Data items:
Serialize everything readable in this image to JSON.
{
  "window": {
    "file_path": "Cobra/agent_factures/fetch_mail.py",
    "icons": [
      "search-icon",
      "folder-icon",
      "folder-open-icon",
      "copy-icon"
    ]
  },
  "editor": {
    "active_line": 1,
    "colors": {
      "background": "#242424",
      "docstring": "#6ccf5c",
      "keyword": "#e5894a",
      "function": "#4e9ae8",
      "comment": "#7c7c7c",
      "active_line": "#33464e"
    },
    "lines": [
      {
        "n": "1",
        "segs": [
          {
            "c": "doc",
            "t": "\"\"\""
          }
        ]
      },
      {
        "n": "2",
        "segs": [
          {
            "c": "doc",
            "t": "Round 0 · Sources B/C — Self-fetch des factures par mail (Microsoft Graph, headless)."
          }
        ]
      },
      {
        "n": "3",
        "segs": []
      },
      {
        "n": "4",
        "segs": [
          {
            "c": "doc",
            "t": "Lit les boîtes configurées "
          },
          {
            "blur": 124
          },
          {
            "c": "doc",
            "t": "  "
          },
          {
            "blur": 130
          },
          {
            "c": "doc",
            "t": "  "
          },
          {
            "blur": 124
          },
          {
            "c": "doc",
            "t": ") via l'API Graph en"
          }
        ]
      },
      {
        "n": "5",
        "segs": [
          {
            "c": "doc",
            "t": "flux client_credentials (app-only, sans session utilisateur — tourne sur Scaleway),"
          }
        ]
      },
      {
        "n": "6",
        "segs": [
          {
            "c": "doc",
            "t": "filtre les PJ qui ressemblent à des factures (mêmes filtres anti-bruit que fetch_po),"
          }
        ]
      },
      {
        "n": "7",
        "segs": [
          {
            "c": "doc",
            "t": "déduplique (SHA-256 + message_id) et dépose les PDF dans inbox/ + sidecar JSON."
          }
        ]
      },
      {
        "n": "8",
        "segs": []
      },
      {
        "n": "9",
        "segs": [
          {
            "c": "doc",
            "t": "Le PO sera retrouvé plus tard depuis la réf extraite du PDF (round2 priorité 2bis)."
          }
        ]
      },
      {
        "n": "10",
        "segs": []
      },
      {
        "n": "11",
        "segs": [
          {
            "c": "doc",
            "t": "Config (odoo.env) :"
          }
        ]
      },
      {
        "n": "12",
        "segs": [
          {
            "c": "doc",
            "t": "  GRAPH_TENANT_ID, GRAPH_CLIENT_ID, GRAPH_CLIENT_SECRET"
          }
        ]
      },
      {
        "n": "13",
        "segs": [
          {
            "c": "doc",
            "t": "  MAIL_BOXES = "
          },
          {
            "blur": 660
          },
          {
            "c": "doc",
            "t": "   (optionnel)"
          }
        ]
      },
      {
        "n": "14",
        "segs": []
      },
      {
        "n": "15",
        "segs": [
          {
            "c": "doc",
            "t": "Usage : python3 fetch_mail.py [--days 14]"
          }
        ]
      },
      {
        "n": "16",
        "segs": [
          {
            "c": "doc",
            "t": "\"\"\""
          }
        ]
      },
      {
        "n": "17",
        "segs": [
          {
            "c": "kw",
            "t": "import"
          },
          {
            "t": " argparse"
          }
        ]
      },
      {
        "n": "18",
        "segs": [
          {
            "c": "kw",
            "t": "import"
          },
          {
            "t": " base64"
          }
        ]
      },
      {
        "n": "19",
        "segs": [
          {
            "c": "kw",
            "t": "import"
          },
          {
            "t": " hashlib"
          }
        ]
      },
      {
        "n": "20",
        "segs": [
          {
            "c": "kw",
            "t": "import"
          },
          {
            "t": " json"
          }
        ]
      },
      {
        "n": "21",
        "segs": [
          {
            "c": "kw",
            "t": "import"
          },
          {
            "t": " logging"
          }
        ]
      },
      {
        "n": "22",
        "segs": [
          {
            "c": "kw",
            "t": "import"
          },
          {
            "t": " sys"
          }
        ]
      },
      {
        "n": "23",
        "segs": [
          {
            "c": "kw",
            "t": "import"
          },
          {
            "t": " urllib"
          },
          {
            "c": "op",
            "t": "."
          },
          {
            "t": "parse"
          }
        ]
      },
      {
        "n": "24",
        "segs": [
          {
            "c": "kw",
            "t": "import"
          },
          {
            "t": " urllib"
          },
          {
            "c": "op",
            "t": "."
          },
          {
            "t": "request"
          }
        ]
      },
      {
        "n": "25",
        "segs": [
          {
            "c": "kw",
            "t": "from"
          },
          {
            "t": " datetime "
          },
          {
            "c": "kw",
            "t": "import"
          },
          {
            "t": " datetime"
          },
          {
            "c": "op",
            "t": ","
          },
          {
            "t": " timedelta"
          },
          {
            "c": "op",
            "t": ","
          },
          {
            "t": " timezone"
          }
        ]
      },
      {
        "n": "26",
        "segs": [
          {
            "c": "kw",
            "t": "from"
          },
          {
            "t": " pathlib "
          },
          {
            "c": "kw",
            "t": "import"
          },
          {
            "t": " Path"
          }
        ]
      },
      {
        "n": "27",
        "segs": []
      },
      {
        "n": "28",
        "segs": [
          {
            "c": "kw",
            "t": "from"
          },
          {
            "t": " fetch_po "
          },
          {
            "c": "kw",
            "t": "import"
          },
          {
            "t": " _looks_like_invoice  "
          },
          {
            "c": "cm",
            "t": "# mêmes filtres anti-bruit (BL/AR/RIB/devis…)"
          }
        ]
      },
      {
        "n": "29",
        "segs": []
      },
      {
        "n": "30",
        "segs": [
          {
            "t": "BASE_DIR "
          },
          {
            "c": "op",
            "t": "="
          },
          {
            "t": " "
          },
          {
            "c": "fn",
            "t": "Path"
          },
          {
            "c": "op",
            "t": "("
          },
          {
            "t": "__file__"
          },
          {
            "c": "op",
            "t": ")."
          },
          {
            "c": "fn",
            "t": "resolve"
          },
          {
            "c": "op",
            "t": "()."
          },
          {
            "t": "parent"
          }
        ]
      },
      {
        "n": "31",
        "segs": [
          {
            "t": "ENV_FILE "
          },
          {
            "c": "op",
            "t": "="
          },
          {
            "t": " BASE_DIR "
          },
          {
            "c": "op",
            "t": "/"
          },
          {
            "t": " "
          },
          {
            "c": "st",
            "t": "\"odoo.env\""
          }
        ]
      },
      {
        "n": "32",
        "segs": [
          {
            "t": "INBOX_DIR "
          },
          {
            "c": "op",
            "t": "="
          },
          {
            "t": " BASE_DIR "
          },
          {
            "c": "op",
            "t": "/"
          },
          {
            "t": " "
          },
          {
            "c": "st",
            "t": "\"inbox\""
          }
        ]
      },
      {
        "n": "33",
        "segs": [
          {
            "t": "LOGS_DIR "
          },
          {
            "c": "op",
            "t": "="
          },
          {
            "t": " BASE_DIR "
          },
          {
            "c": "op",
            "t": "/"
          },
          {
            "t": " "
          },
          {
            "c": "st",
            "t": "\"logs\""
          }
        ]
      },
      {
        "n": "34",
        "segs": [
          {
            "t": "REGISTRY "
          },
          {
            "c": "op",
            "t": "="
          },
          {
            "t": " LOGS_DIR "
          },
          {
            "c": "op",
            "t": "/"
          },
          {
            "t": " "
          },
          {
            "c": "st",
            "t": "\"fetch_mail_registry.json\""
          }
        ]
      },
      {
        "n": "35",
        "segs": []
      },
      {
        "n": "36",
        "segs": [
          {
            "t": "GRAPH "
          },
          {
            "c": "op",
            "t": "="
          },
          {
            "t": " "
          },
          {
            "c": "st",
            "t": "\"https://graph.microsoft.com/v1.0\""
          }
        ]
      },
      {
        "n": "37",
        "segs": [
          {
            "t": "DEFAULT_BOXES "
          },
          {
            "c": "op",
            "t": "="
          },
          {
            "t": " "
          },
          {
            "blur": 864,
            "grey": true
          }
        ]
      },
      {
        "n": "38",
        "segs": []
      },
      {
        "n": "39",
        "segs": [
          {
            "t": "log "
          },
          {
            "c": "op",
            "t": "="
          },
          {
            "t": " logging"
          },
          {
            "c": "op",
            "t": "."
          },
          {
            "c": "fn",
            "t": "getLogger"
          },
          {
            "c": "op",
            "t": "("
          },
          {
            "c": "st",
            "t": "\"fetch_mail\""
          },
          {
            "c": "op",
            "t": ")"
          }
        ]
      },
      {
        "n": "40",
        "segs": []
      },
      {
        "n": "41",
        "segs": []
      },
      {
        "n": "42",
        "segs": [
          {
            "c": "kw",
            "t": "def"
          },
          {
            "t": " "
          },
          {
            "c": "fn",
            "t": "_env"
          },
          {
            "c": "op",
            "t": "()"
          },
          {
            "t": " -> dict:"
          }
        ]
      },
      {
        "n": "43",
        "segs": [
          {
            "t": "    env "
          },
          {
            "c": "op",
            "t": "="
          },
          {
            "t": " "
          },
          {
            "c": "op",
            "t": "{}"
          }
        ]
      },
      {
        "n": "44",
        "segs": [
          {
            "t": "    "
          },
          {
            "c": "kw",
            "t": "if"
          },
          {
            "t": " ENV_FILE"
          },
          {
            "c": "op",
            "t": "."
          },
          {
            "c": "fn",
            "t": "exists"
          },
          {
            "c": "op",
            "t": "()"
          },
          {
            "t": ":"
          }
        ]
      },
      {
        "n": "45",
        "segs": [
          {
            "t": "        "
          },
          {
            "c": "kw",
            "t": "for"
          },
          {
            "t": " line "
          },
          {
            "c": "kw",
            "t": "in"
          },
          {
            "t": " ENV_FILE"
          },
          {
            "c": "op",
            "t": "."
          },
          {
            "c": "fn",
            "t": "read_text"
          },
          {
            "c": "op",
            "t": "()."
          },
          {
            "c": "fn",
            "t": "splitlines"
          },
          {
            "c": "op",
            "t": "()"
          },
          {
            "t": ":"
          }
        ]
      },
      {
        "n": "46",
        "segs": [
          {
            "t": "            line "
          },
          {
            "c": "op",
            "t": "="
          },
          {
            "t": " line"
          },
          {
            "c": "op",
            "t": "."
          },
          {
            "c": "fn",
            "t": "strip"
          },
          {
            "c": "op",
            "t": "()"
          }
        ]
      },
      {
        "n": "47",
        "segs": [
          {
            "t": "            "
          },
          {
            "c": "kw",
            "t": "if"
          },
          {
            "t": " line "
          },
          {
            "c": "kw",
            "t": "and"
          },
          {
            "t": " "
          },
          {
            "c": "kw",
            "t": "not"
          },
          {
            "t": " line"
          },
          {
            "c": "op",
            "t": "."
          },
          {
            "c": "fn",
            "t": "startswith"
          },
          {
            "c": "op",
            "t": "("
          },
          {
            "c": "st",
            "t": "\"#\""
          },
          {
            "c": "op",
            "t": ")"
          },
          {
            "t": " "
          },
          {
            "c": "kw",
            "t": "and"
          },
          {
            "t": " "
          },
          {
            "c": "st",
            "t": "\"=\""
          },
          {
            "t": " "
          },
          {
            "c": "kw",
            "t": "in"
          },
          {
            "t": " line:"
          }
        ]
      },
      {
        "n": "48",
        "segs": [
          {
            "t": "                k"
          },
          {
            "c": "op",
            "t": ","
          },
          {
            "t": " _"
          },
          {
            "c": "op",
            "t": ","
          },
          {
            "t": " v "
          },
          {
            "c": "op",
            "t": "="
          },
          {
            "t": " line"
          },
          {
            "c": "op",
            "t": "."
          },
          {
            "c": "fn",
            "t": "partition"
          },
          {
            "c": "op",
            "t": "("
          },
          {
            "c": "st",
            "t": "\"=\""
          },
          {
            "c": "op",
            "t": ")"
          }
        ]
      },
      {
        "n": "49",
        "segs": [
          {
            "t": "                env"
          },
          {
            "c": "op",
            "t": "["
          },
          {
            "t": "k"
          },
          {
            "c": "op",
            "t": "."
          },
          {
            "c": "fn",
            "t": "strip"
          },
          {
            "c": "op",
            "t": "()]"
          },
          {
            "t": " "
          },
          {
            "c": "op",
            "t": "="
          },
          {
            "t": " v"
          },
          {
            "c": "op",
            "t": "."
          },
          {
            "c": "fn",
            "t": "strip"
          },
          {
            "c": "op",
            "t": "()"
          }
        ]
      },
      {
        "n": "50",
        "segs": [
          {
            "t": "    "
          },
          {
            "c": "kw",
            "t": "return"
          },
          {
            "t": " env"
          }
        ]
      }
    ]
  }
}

_Problem to solve_
Output nothing but the number of lines in the data containing the string "mêmes".

_Exercise output_
2